» **Work required**:
Pull out all lines from the listing below in which the word "Gärten" appears.

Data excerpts
- - - - - - -

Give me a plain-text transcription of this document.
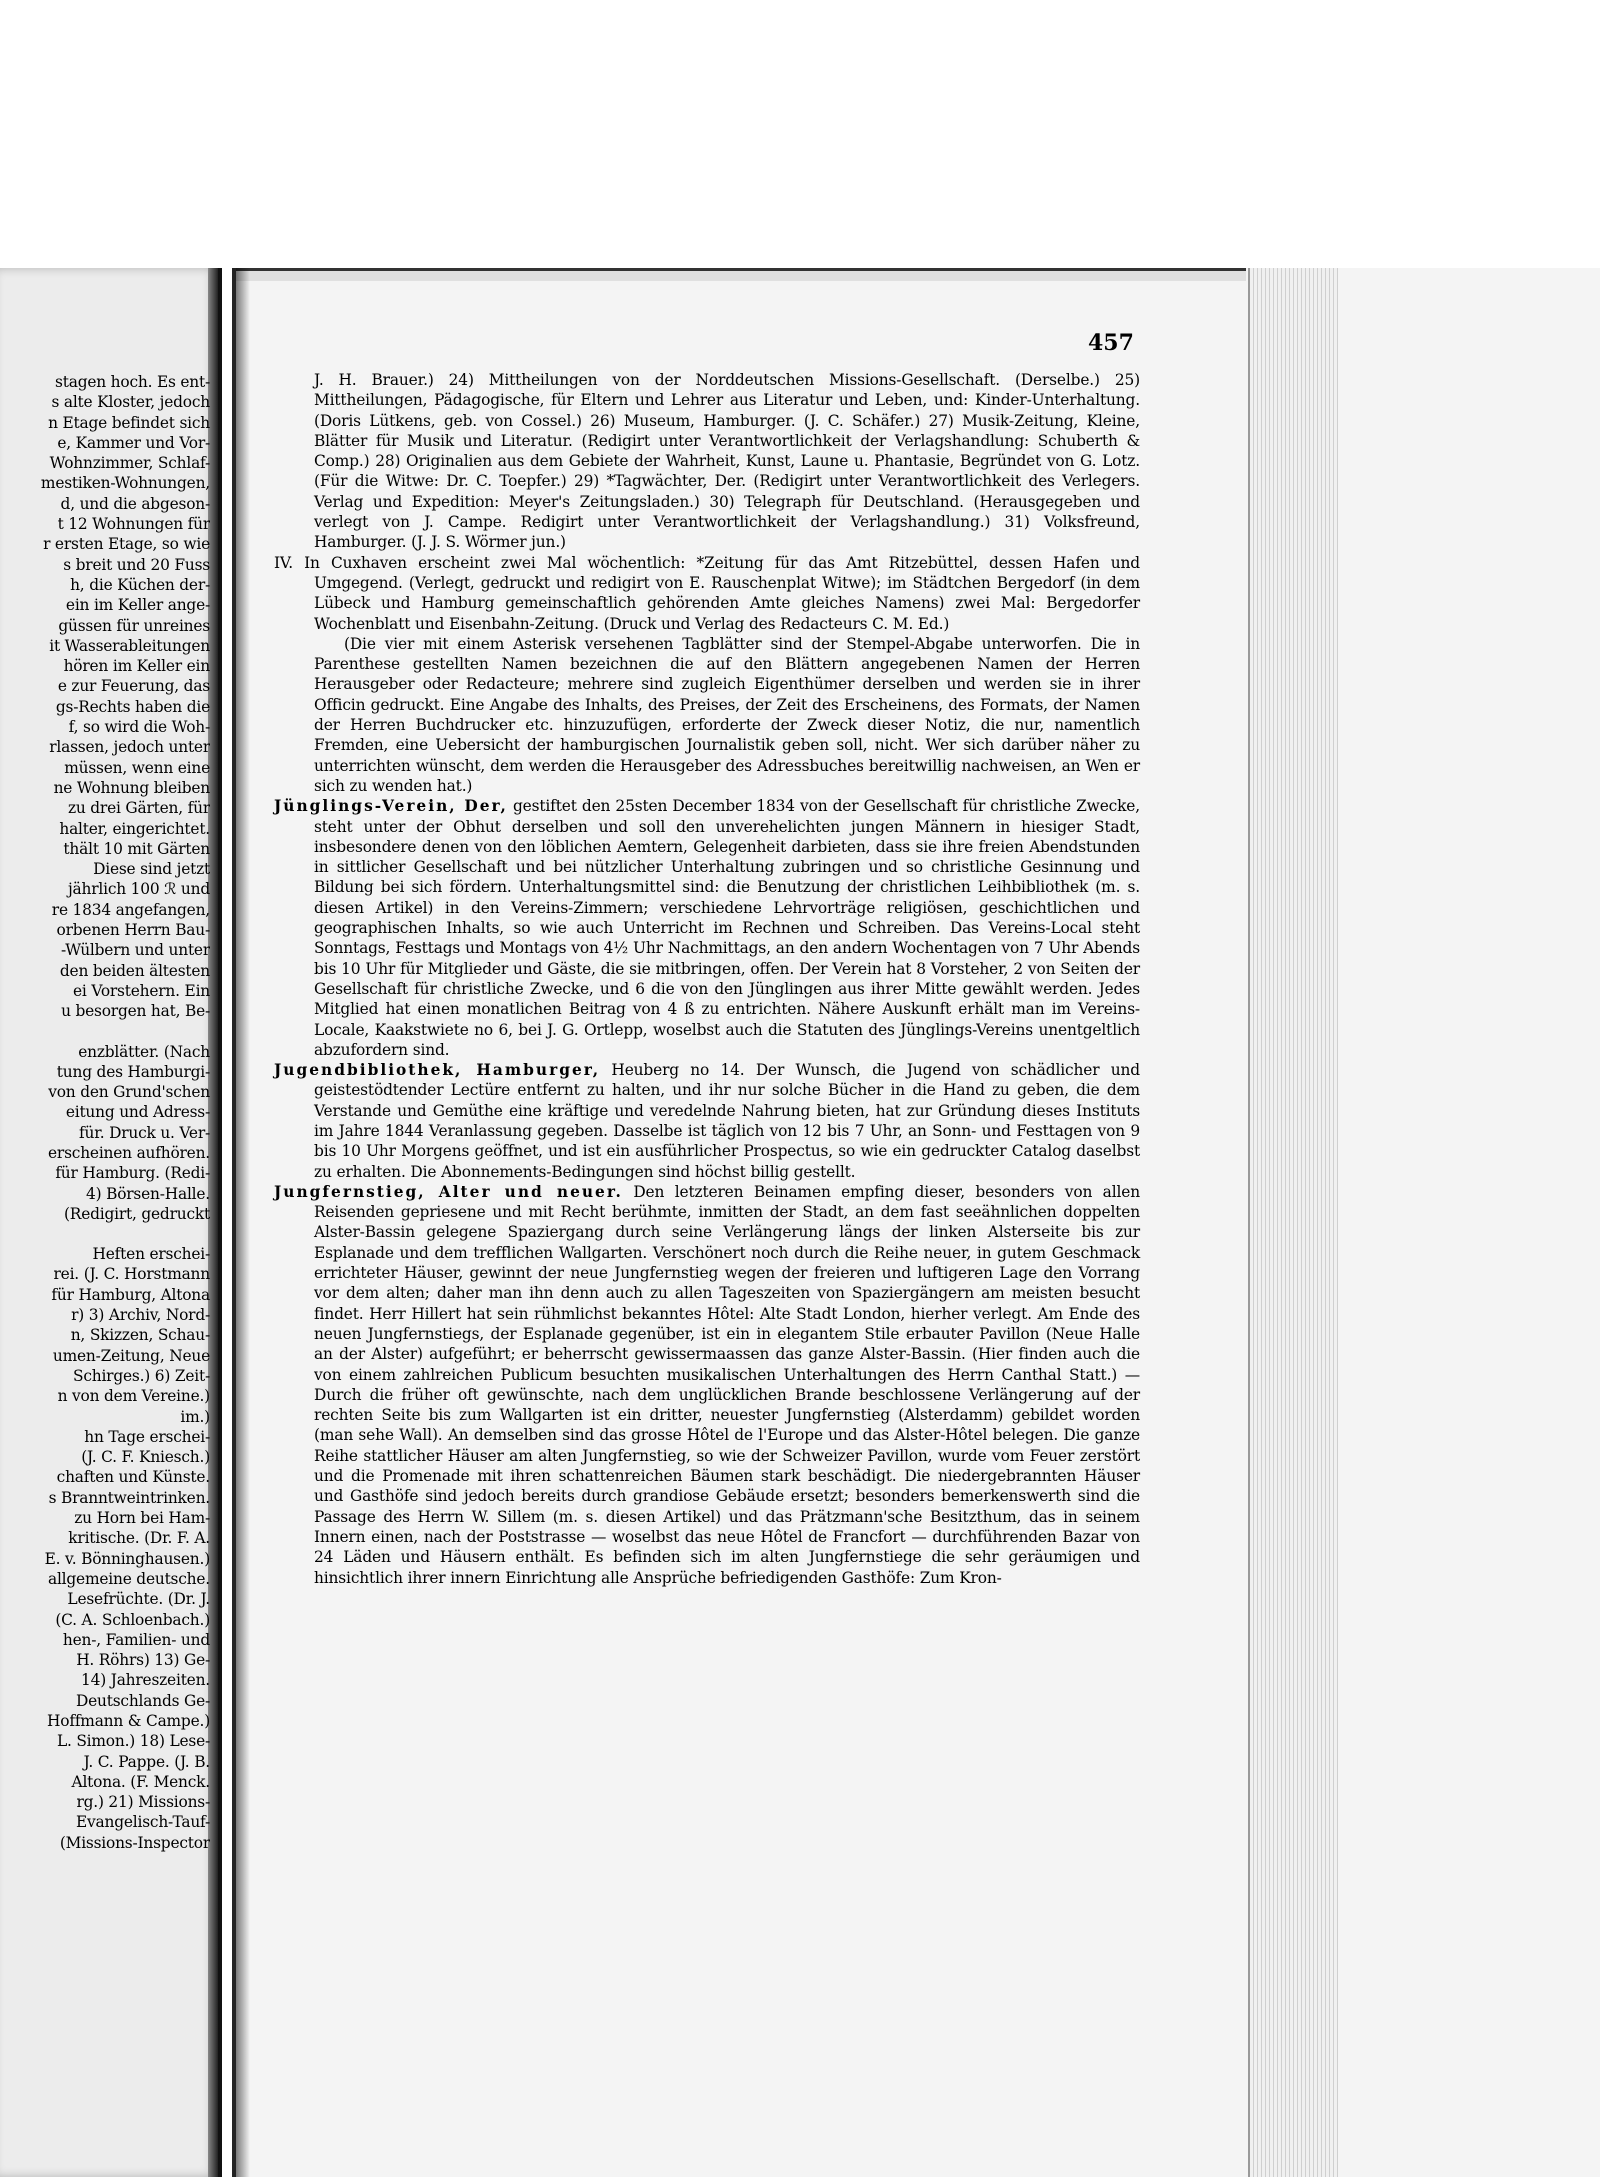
stagen hoch. Es ent-
s alte Kloster, jedoch
n Etage befindet sich
e, Kammer und Vor-
Wohnzimmer, Schlaf-
mestiken-Wohnungen,
d, und die abgeson-
t 12 Wohnungen für
r ersten Etage, so wie
s breit und 20 Fuss
h, die Küchen der-
ein im Keller ange-
güssen für unreines
it Wasserableitungen
hören im Keller ein
e zur Feuerung, das
gs-Rechts haben die
f, so wird die Woh-
rlassen, jedoch unter
müssen, wenn eine
ne Wohnung bleiben
zu drei Gärten, für
halter, eingerichtet.
thält 10 mit Gärten
Diese sind jetzt
jährlich 100 ℛ und
re 1834 angefangen,
orbenen Herrn Bau-
-Wülbern und unter
den beiden ältesten
ei Vorstehern. Ein
u besorgen hat, Be-
enzblätter. (Nach
tung des Hamburgi-
von den Grund'schen
eitung und Adress-
für. Druck u. Ver-
erscheinen aufhören.
für Hamburg. (Redi-
4) Börsen-Halle.
(Redigirt, gedruckt
Heften erschei-
rei. (J. C. Horstmann
für Hamburg, Altona
r) 3) Archiv, Nord-
n, Skizzen, Schau-
umen-Zeitung, Neue
Schirges.) 6) Zeit-
n von dem Vereine.)
im.)
hn Tage erschei-
(J. C. F. Kniesch.)
chaften und Künste.
s Branntweintrinken.
zu Horn bei Ham-
kritische. (Dr. F. A.
E. v. Bönninghausen.)
allgemeine deutsche.
Lesefrüchte. (Dr. J.
(C. A. Schloenbach.)
hen-, Familien- und
H. Röhrs) 13) Ge-
14) Jahreszeiten.
Deutschlands Ge-
Hoffmann & Campe.)
L. Simon.) 18) Lese-
J. C. Pappe. (J. B.
Altona. (F. Menck.
rg.) 21) Missions-
Evangelisch-Tauf-
(Missions-Inspector
457

J. H. Brauer.) 24) Mittheilungen von der Norddeutschen Missions-Gesellschaft. (Derselbe.) 25) Mittheilungen, Pädagogische, für Eltern und Lehrer aus Literatur und Leben, und: Kinder-Unterhaltung. (Doris Lütkens, geb. von Cossel.) 26) Museum, Hamburger. (J. C. Schäfer.) 27) Musik-Zeitung, Kleine, Blätter für Musik und Literatur. (Redigirt unter Verantwortlichkeit der Verlagshandlung: Schuberth & Comp.) 28) Originalien aus dem Gebiete der Wahrheit, Kunst, Laune u. Phantasie, Begründet von G. Lotz. (Für die Witwe: Dr. C. Toepfer.) 29) *Tagwächter, Der. (Redigirt unter Verantwortlichkeit des Verlegers. Verlag und Expedition: Meyer's Zeitungsladen.) 30) Telegraph für Deutschland. (Herausgegeben und verlegt von J. Campe. Redigirt unter Verantwortlichkeit der Verlagshandlung.) 31) Volksfreund, Hamburger. (J. J. S. Wörmer jun.)

IV. In Cuxhaven erscheint zwei Mal wöchentlich: *Zeitung für das Amt Ritzebüttel, dessen Hafen und Umgegend. (Verlegt, gedruckt und redigirt von E. Rauschenplat Witwe); im Städtchen Bergedorf (in dem Lübeck und Hamburg gemeinschaftlich gehörenden Amte gleiches Namens) zwei Mal: Bergedorfer Wochenblatt und Eisenbahn-Zeitung. (Druck und Verlag des Redacteurs C. M. Ed.)

(Die vier mit einem Asterisk versehenen Tagblätter sind der Stempel-Abgabe unterworfen. Die in Parenthese gestellten Namen bezeichnen die auf den Blättern angegebenen Namen der Herren Herausgeber oder Redacteure; mehrere sind zugleich Eigenthümer derselben und werden sie in ihrer Officin gedruckt. Eine Angabe des Inhalts, des Preises, der Zeit des Erscheinens, des Formats, der Namen der Herren Buchdrucker etc. hinzuzufügen, erforderte der Zweck dieser Notiz, die nur, namentlich Fremden, eine Uebersicht der hamburgischen Journalistik geben soll, nicht. Wer sich darüber näher zu unterrichten wünscht, dem werden die Herausgeber des Adressbuches bereitwillig nachweisen, an Wen er sich zu wenden hat.)

Jünglings-Verein, Der, gestiftet den 25sten December 1834 von der Gesellschaft für christliche Zwecke, steht unter der Obhut derselben und soll den unverehelichten jungen Männern in hiesiger Stadt, insbesondere denen von den löblichen Aemtern, Gelegenheit darbieten, dass sie ihre freien Abendstunden in sittlicher Gesellschaft und bei nützlicher Unterhaltung zubringen und so christliche Gesinnung und Bildung bei sich fördern. Unterhaltungsmittel sind: die Benutzung der christlichen Leihbibliothek (m. s. diesen Artikel) in den Vereins-Zimmern; verschiedene Lehrvorträge religiösen, geschichtlichen und geographischen Inhalts, so wie auch Unterricht im Rechnen und Schreiben. Das Vereins-Local steht Sonntags, Festtags und Montags von 4½ Uhr Nachmittags, an den andern Wochentagen von 7 Uhr Abends bis 10 Uhr für Mitglieder und Gäste, die sie mitbringen, offen. Der Verein hat 8 Vorsteher, 2 von Seiten der Gesellschaft für christliche Zwecke, und 6 die von den Jünglingen aus ihrer Mitte gewählt werden. Jedes Mitglied hat einen monatlichen Beitrag von 4 ß zu entrichten. Nähere Auskunft erhält man im Vereins-Locale, Kaakstwiete no 6, bei J. G. Ortlepp, woselbst auch die Statuten des Jünglings-Vereins unentgeltlich abzufordern sind.

Jugendbibliothek, Hamburger, Heuberg no 14. Der Wunsch, die Jugend von schädlicher und geistestödtender Lectüre entfernt zu halten, und ihr nur solche Bücher in die Hand zu geben, die dem Verstande und Gemüthe eine kräftige und veredelnde Nahrung bieten, hat zur Gründung dieses Instituts im Jahre 1844 Veranlassung gegeben. Dasselbe ist täglich von 12 bis 7 Uhr, an Sonn- und Festtagen von 9 bis 10 Uhr Morgens geöffnet, und ist ein ausführlicher Prospectus, so wie ein gedruckter Catalog daselbst zu erhalten. Die Abonnements-Bedingungen sind höchst billig gestellt.

Jungfernstieg, Alter und neuer. Den letzteren Beinamen empfing dieser, besonders von allen Reisenden gepriesene und mit Recht berühmte, inmitten der Stadt, an dem fast seeähnlichen doppelten Alster-Bassin gelegene Spaziergang durch seine Verlängerung längs der linken Alsterseite bis zur Esplanade und dem trefflichen Wallgarten. Verschönert noch durch die Reihe neuer, in gutem Geschmack errichteter Häuser, gewinnt der neue Jungfernstieg wegen der freieren und luftigeren Lage den Vorrang vor dem alten; daher man ihn denn auch zu allen Tageszeiten von Spaziergängern am meisten besucht findet. Herr Hillert hat sein rühmlichst bekanntes Hôtel: Alte Stadt London, hierher verlegt. Am Ende des neuen Jungfernstiegs, der Esplanade gegenüber, ist ein in elegantem Stile erbauter Pavillon (Neue Halle an der Alster) aufgeführt; er beherrscht gewissermaassen das ganze Alster-Bassin. (Hier finden auch die von einem zahlreichen Publicum besuchten musikalischen Unterhaltungen des Herrn Canthal Statt.) — Durch die früher oft gewünschte, nach dem unglücklichen Brande beschlossene Verlängerung auf der rechten Seite bis zum Wallgarten ist ein dritter, neuester Jungfernstieg (Alsterdamm) gebildet worden (man sehe Wall). An demselben sind das grosse Hôtel de l'Europe und das Alster-Hôtel belegen. Die ganze Reihe stattlicher Häuser am alten Jungfernstieg, so wie der Schweizer Pavillon, wurde vom Feuer zerstört und die Promenade mit ihren schattenreichen Bäumen stark beschädigt. Die niedergebrannten Häuser und Gasthöfe sind jedoch bereits durch grandiose Gebäude ersetzt; besonders bemerkenswerth sind die Passage des Herrn W. Sillem (m. s. diesen Artikel) und das Prätzmann'sche Besitzthum, das in seinem Innern einen, nach der Poststrasse — woselbst das neue Hôtel de Francfort — durchführenden Bazar von 24 Läden und Häusern enthält. Es befinden sich im alten Jungfernstiege die sehr geräumigen und hinsichtlich ihrer innern Einrichtung alle Ansprüche befriedigenden Gasthöfe: Zum Kron-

- - - - - - -

» **Answer to this problem**:
zu drei Gärten, für
thält 10 mit Gärten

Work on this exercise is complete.